> [AIM]
Leave the pictures out. Return all other data exactly.

> [MATERIAL FOR THE TASK]
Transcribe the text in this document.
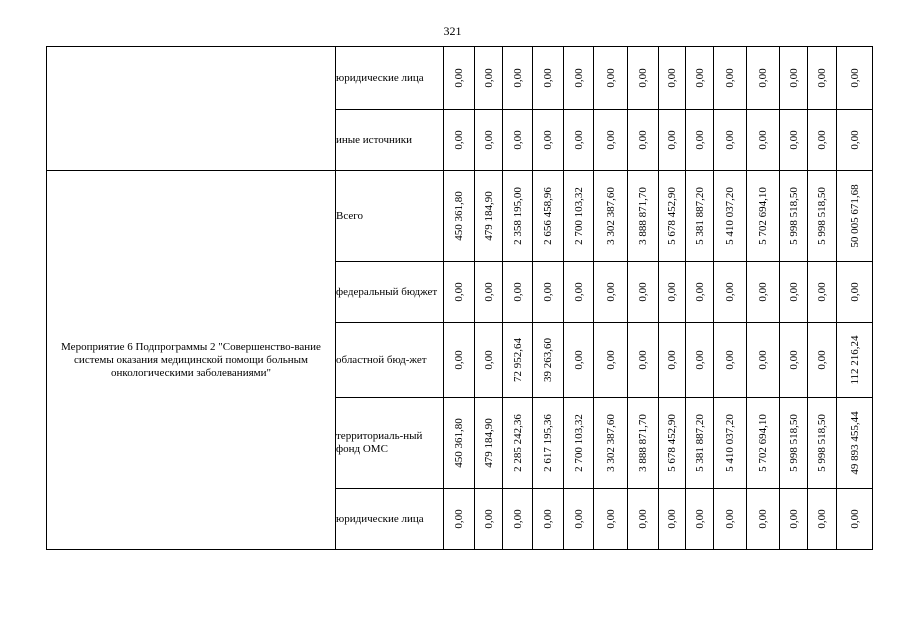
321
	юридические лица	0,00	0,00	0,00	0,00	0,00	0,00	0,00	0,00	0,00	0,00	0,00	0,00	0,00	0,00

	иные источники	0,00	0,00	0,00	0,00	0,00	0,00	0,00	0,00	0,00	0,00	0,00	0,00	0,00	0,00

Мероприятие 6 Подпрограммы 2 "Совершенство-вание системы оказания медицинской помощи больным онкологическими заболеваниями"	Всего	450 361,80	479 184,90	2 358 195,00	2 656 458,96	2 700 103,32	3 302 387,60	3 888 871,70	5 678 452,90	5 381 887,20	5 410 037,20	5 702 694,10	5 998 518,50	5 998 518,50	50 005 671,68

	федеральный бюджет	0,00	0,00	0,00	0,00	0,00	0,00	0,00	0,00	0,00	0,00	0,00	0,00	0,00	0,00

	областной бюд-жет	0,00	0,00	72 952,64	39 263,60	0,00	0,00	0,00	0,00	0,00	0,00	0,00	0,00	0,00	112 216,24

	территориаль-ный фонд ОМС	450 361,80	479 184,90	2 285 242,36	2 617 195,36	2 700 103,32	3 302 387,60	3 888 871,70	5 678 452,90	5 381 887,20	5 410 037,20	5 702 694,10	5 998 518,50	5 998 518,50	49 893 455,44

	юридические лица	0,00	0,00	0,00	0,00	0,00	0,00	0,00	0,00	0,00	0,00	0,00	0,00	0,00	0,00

> [REPLY]
Transcribe the text in this document.
321
	юридические лица	0,00	0,00	0,00	0,00	0,00	0,00	0,00	0,00	0,00	0,00	0,00	0,00	0,00	0,00

	иные источники	0,00	0,00	0,00	0,00	0,00	0,00	0,00	0,00	0,00	0,00	0,00	0,00	0,00	0,00

Мероприятие 6 Подпрограммы 2 "Совершенство-вание системы оказания медицинской помощи больным онкологическими заболеваниями"	Всего	450 361,80	479 184,90	2 358 195,00	2 656 458,96	2 700 103,32	3 302 387,60	3 888 871,70	5 678 452,90	5 381 887,20	5 410 037,20	5 702 694,10	5 998 518,50	5 998 518,50	50 005 671,68

	федеральный бюджет	0,00	0,00	0,00	0,00	0,00	0,00	0,00	0,00	0,00	0,00	0,00	0,00	0,00	0,00

	областной бюд-жет	0,00	0,00	72 952,64	39 263,60	0,00	0,00	0,00	0,00	0,00	0,00	0,00	0,00	0,00	112 216,24

	территориаль-ный фонд ОМС	450 361,80	479 184,90	2 285 242,36	2 617 195,36	2 700 103,32	3 302 387,60	3 888 871,70	5 678 452,90	5 381 887,20	5 410 037,20	5 702 694,10	5 998 518,50	5 998 518,50	49 893 455,44

	юридические лица	0,00	0,00	0,00	0,00	0,00	0,00	0,00	0,00	0,00	0,00	0,00	0,00	0,00	0,00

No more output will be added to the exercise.